## OBJECTIVE:
Each entry must be given again exactly; images do not belong in the copy.

## EXERCISE MATERIAL:
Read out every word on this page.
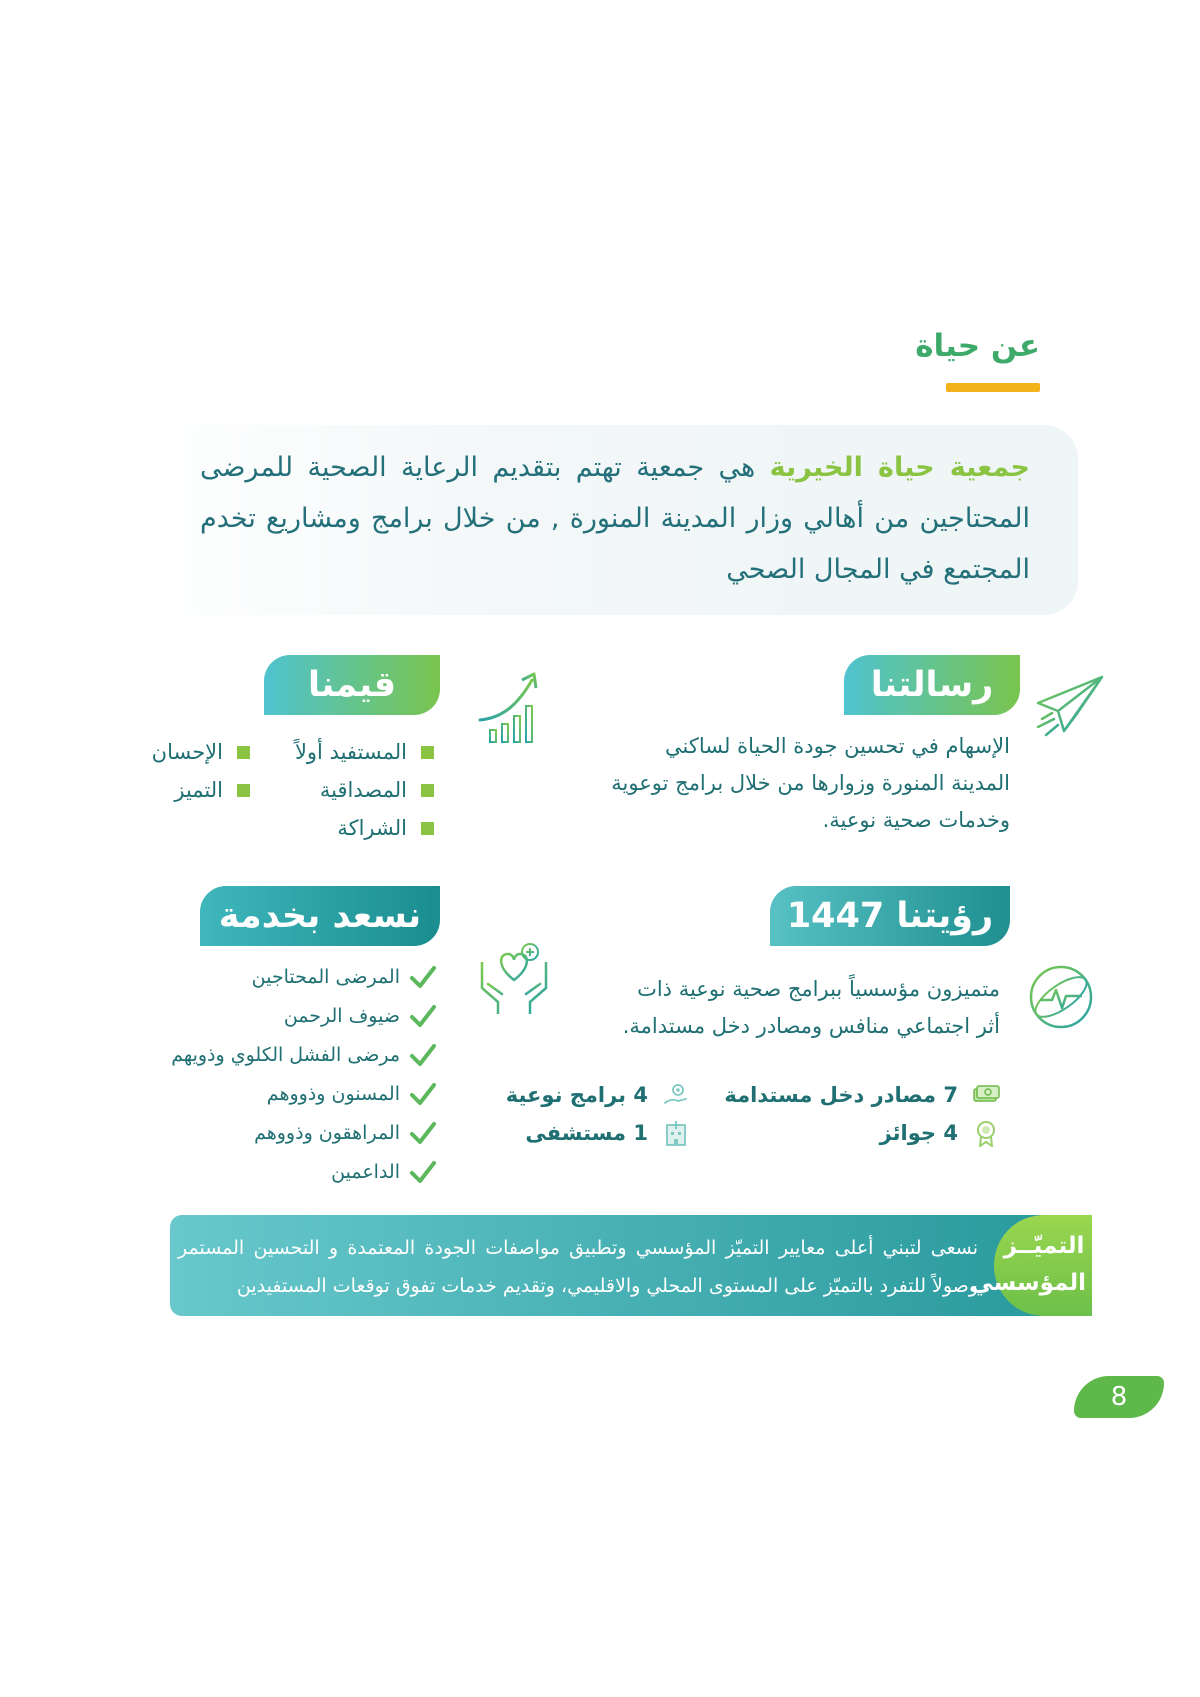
عن حياة
جمعية حياة الخيرية هي جمعية تهتم بتقديم الرعاية الصحية للمرضى المحتاجين من أهالي وزار المدينة المنورة , من خلال برامج ومشاريع تخدم المجتمع في المجال الصحي
رسالتنا
الإسهام في تحسين جودة الحياة لساكني المدينة المنورة وزوارها من خلال برامج توعوية وخدمات صحية نوعية.
قيمنا
المستفيد أولاً
الإحسان
المصداقية
التميز
الشراكة
رؤيتنا 1447
متميزون مؤسسياً ببرامج صحية نوعية ذات أثر اجتماعي منافس ومصادر دخل مستدامة.
7 مصادر دخل مستدامة
4 برامج نوعية
4 جوائز
1 مستشفى
نسعد بخدمة
المرضى المحتاجين
ضيوف الرحمن
مرضى الفشل الكلوي وذويهم
المسنون وذووهم
المراهقون وذووهم
الداعمين
التميّــز المؤسسي
نسعى لتبني أعلى معايير التميّز المؤسسي وتطبيق مواصفات الجودة المعتمدة و التحسين المستمر وصولاً للتفرد بالتميّز على المستوى المحلي والاقليمي، وتقديم خدمات تفوق توقعات المستفيدين
8
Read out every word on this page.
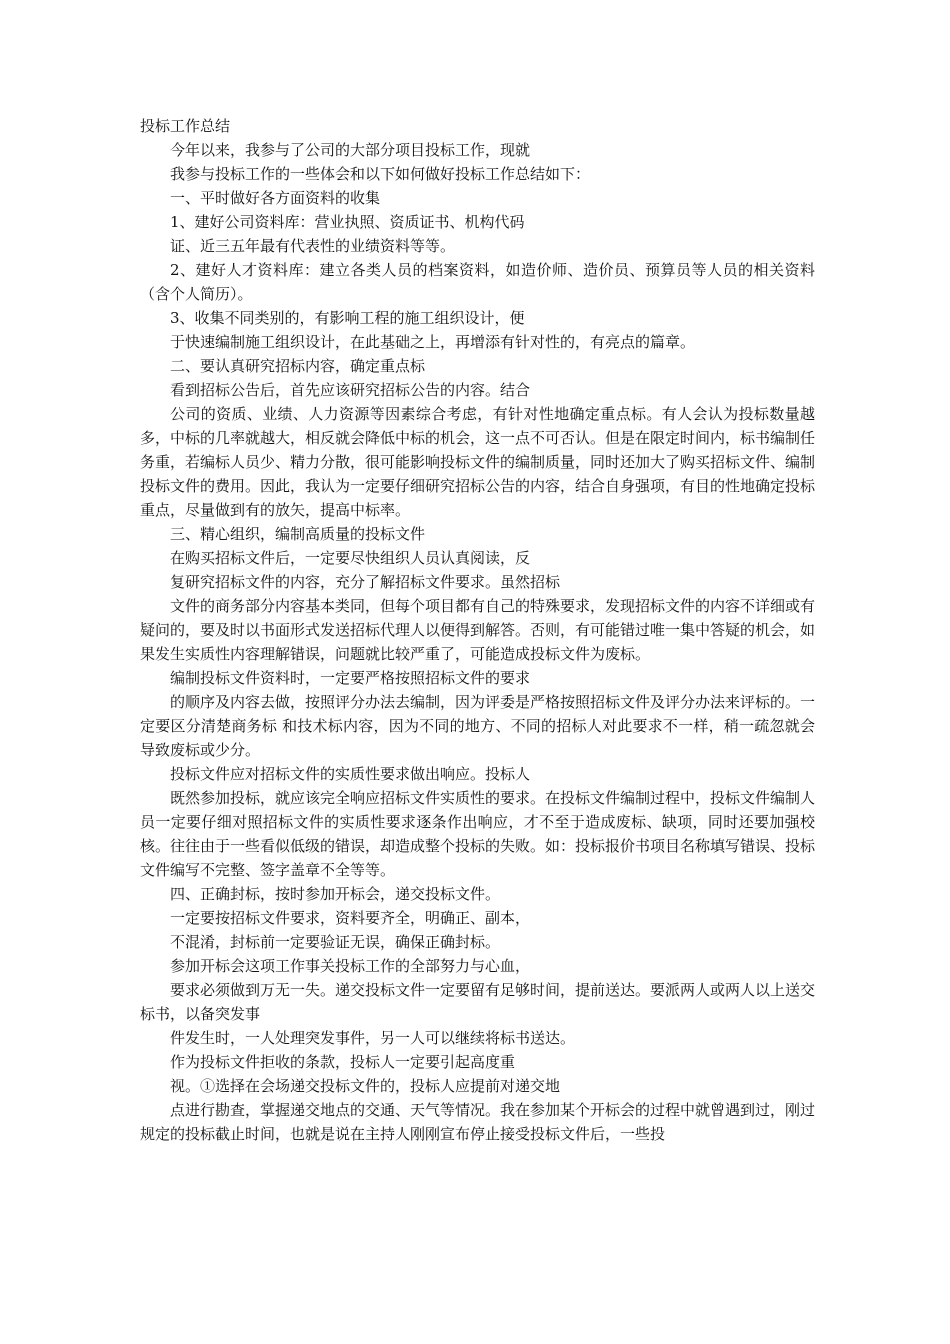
投标工作总结

今年以来，我参与了公司的大部分项目投标工作，现就

我参与投标工作的一些体会和以下如何做好投标工作总结如下：

一、平时做好各方面资料的收集

1、建好公司资料库：营业执照、资质证书、机构代码

证、近三五年最有代表性的业绩资料等等。

2、建好人才资料库：建立各类人员的档案资料，如造价师、造价员、预算员等人员的相关资料（含个人简历）。

3、收集不同类别的，有影响工程的施工组织设计，便

于快速编制施工组织设计，在此基础之上，再增添有针对性的，有亮点的篇章。

二、要认真研究招标内容，确定重点标

看到招标公告后，首先应该研究招标公告的内容。结合

公司的资质、业绩、人力资源等因素综合考虑，有针对性地确定重点标。有人会认为投标数量越多，中标的几率就越大，相反就会降低中标的机会，这一点不可否认。但是在限定时间内，标书编制任务重，若编标人员少、精力分散，很可能影响投标文件的编制质量，同时还加大了购买招标文件、编制投标文件的费用。因此，我认为一定要仔细研究招标公告的内容，结合自身强项，有目的性地确定投标重点，尽量做到有的放矢，提高中标率。

三、精心组织，编制高质量的投标文件

在购买招标文件后，一定要尽快组织人员认真阅读，反

复研究招标文件的内容，充分了解招标文件要求。虽然招标

文件的商务部分内容基本类同，但每个项目都有自己的特殊要求，发现招标文件的内容不详细或有疑问的，要及时以书面形式发送招标代理人以便得到解答。否则，有可能错过唯一集中答疑的机会，如果发生实质性内容理解错误，问题就比较严重了，可能造成投标文件为废标。

编制投标文件资料时，一定要严格按照招标文件的要求

的顺序及内容去做，按照评分办法去编制，因为评委是严格按照招标文件及评分办法来评标的。一定要区分清楚商务标 和技术标内容，因为不同的地方、不同的招标人对此要求不一样，稍一疏忽就会导致废标或少分。

投标文件应对招标文件的实质性要求做出响应。投标人

既然参加投标，就应该完全响应招标文件实质性的要求。在投标文件编制过程中，投标文件编制人员一定要仔细对照招标文件的实质性要求逐条作出响应，才不至于造成废标、缺项，同时还要加强校核。往往由于一些看似低级的错误，却造成整个投标的失败。如：投标报价书项目名称填写错误、投标文件编写不完整、签字盖章不全等等。

四、正确封标，按时参加开标会，递交投标文件。

一定要按招标文件要求，资料要齐全，明确正、副本，

不混淆，封标前一定要验证无误，确保正确封标。

参加开标会这项工作事关投标工作的全部努力与心血，

要求必须做到万无一失。递交投标文件一定要留有足够时间，提前送达。要派两人或两人以上送交标书，以备突发事

件发生时，一人处理突发事件，另一人可以继续将标书送达。

作为投标文件拒收的条款，投标人一定要引起高度重

视。①选择在会场递交投标文件的，投标人应提前对递交地

点进行勘查，掌握递交地点的交通、天气等情况。我在参加某个开标会的过程中就曾遇到过，刚过规定的投标截止时间，也就是说在主持人刚刚宣布停止接受投标文件后，一些投
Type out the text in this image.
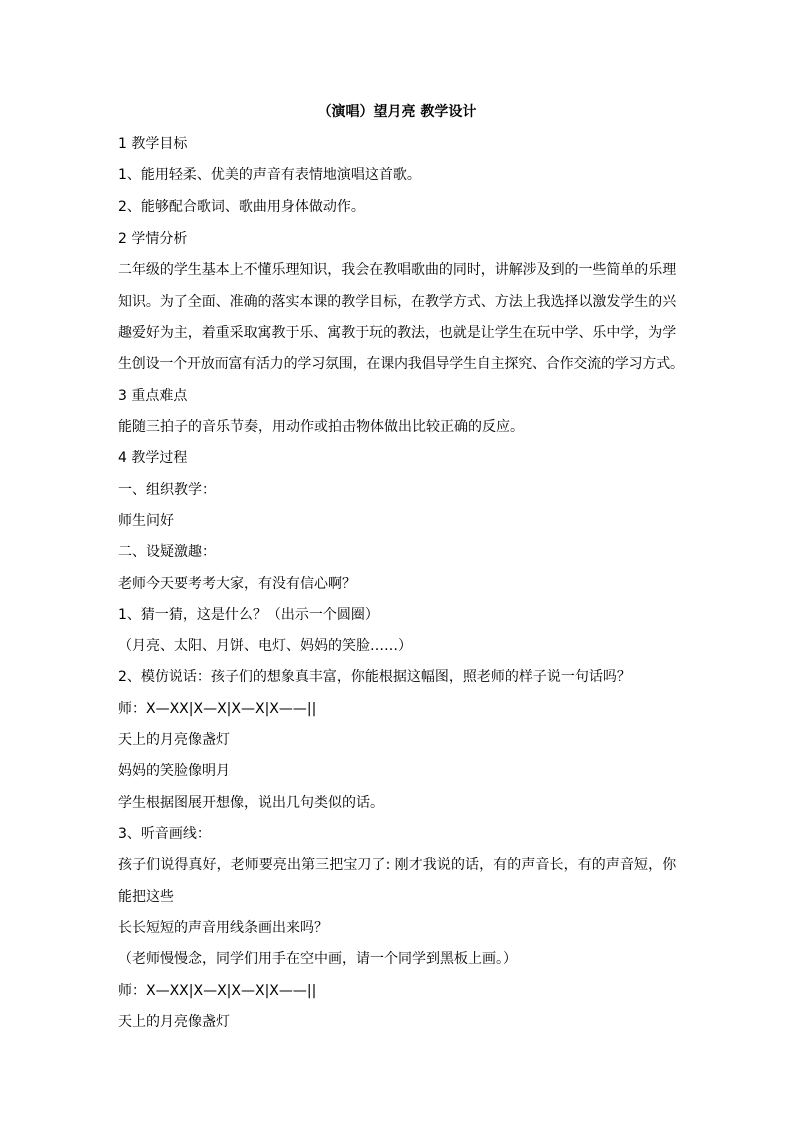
（演唱）望月亮 教学设计
1 教学目标
1、能用轻柔、优美的声音有表情地演唱这首歌。
2、能够配合歌词、歌曲用身体做动作。
2 学情分析
二年级的学生基本上不懂乐理知识，我会在教唱歌曲的同时，讲解涉及到的一些简单的乐理
知识。为了全面、准确的落实本课的教学目标，在教学方式、方法上我选择以激发学生的兴
趣爱好为主，着重采取寓教于乐、寓教于玩的教法，也就是让学生在玩中学、乐中学，为学
生创设一个开放而富有活力的学习氛围，在课内我倡导学生自主探究、合作交流的学习方式。
3 重点难点
能随三拍子的音乐节奏，用动作或拍击物体做出比较正确的反应。
4 教学过程
一、组织教学：
师生问好
二、设疑激趣：
老师今天要考考大家，有没有信心啊？
1、猜一猜，这是什么？（出示一个圆圈）
（月亮、太阳、月饼、电灯、妈妈的笑脸……）
2、模仿说话：孩子们的想象真丰富，你能根据这幅图，照老师的样子说一句话吗？
师：X—XX|X—X|X—X|X——||
天上的月亮像盏灯
妈妈的笑脸像明月
学生根据图展开想像，说出几句类似的话。
3、听音画线：
孩子们说得真好，老师要亮出第三把宝刀了: 刚才我说的话，有的声音长，有的声音短，你
能把这些
长长短短的声音用线条画出来吗？
（老师慢慢念，同学们用手在空中画，请一个同学到黑板上画。）
师：X—XX|X—X|X—X|X——||
天上的月亮像盏灯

## FINAL RESULT:
Read out every word on this page.
عن حياة
جمعية حياة الخيرية هي جمعية تهتم بتقديم الرعاية الصحية للمرضى المحتاجين من أهالي وزار المدينة المنورة , من خلال برامج ومشاريع تخدم المجتمع في المجال الصحي
رسالتنا
الإسهام في تحسين جودة الحياة لساكني المدينة المنورة وزوارها من خلال برامج توعوية وخدمات صحية نوعية.
قيمنا
المستفيد أولاً
الإحسان
المصداقية
التميز
الشراكة
رؤيتنا 1447
متميزون مؤسسياً ببرامج صحية نوعية ذات أثر اجتماعي منافس ومصادر دخل مستدامة.
7 مصادر دخل مستدامة
4 برامج نوعية
4 جوائز
1 مستشفى
نسعد بخدمة
المرضى المحتاجين
ضيوف الرحمن
مرضى الفشل الكلوي وذويهم
المسنون وذووهم
المراهقون وذووهم
الداعمين
التميّــز المؤسسي
نسعى لتبني أعلى معايير التميّز المؤسسي وتطبيق مواصفات الجودة المعتمدة و التحسين المستمر وصولاً للتفرد بالتميّز على المستوى المحلي والاقليمي، وتقديم خدمات تفوق توقعات المستفيدين
8
Read out every word on this page.
投标工作总结

今年以来，我参与了公司的大部分项目投标工作，现就

我参与投标工作的一些体会和以下如何做好投标工作总结如下：

一、平时做好各方面资料的收集

1、建好公司资料库：营业执照、资质证书、机构代码

证、近三五年最有代表性的业绩资料等等。

2、建好人才资料库：建立各类人员的档案资料，如造价师、造价员、预算员等人员的相关资料（含个人简历）。

3、收集不同类别的，有影响工程的施工组织设计，便

于快速编制施工组织设计，在此基础之上，再增添有针对性的，有亮点的篇章。

二、要认真研究招标内容，确定重点标

看到招标公告后，首先应该研究招标公告的内容。结合

公司的资质、业绩、人力资源等因素综合考虑，有针对性地确定重点标。有人会认为投标数量越多，中标的几率就越大，相反就会降低中标的机会，这一点不可否认。但是在限定时间内，标书编制任务重，若编标人员少、精力分散，很可能影响投标文件的编制质量，同时还加大了购买招标文件、编制投标文件的费用。因此，我认为一定要仔细研究招标公告的内容，结合自身强项，有目的性地确定投标重点，尽量做到有的放矢，提高中标率。

三、精心组织，编制高质量的投标文件

在购买招标文件后，一定要尽快组织人员认真阅读，反

复研究招标文件的内容，充分了解招标文件要求。虽然招标

文件的商务部分内容基本类同，但每个项目都有自己的特殊要求，发现招标文件的内容不详细或有疑问的，要及时以书面形式发送招标代理人以便得到解答。否则，有可能错过唯一集中答疑的机会，如果发生实质性内容理解错误，问题就比较严重了，可能造成投标文件为废标。

编制投标文件资料时，一定要严格按照招标文件的要求

的顺序及内容去做，按照评分办法去编制，因为评委是严格按照招标文件及评分办法来评标的。一定要区分清楚商务标 和技术标内容，因为不同的地方、不同的招标人对此要求不一样，稍一疏忽就会导致废标或少分。

投标文件应对招标文件的实质性要求做出响应。投标人

既然参加投标，就应该完全响应招标文件实质性的要求。在投标文件编制过程中，投标文件编制人员一定要仔细对照招标文件的实质性要求逐条作出响应，才不至于造成废标、缺项，同时还要加强校核。往往由于一些看似低级的错误，却造成整个投标的失败。如：投标报价书项目名称填写错误、投标文件编写不完整、签字盖章不全等等。

四、正确封标，按时参加开标会，递交投标文件。

一定要按招标文件要求，资料要齐全，明确正、副本，

不混淆，封标前一定要验证无误，确保正确封标。

参加开标会这项工作事关投标工作的全部努力与心血，

要求必须做到万无一失。递交投标文件一定要留有足够时间，提前送达。要派两人或两人以上送交标书，以备突发事

件发生时，一人处理突发事件，另一人可以继续将标书送达。

作为投标文件拒收的条款，投标人一定要引起高度重

视。①选择在会场递交投标文件的，投标人应提前对递交地

点进行勘查，掌握递交地点的交通、天气等情况。我在参加某个开标会的过程中就曾遇到过，刚过规定的投标截止时间，也就是说在主持人刚刚宣布停止接受投标文件后，一些投
Type out the text in this image.
（演唱）望月亮 教学设计
1 教学目标
1、能用轻柔、优美的声音有表情地演唱这首歌。
2、能够配合歌词、歌曲用身体做动作。
2 学情分析
二年级的学生基本上不懂乐理知识，我会在教唱歌曲的同时，讲解涉及到的一些简单的乐理
知识。为了全面、准确的落实本课的教学目标，在教学方式、方法上我选择以激发学生的兴
趣爱好为主，着重采取寓教于乐、寓教于玩的教法，也就是让学生在玩中学、乐中学，为学
生创设一个开放而富有活力的学习氛围，在课内我倡导学生自主探究、合作交流的学习方式。
3 重点难点
能随三拍子的音乐节奏，用动作或拍击物体做出比较正确的反应。
4 教学过程
一、组织教学：
师生问好
二、设疑激趣：
老师今天要考考大家，有没有信心啊？
1、猜一猜，这是什么？（出示一个圆圈）
（月亮、太阳、月饼、电灯、妈妈的笑脸……）
2、模仿说话：孩子们的想象真丰富，你能根据这幅图，照老师的样子说一句话吗？
师：X—XX|X—X|X—X|X——||
天上的月亮像盏灯
妈妈的笑脸像明月
学生根据图展开想像，说出几句类似的话。
3、听音画线：
孩子们说得真好，老师要亮出第三把宝刀了: 刚才我说的话，有的声音长，有的声音短，你
能把这些
长长短短的声音用线条画出来吗？
（老师慢慢念，同学们用手在空中画，请一个同学到黑板上画。）
师：X—XX|X—X|X—X|X——||
天上的月亮像盏灯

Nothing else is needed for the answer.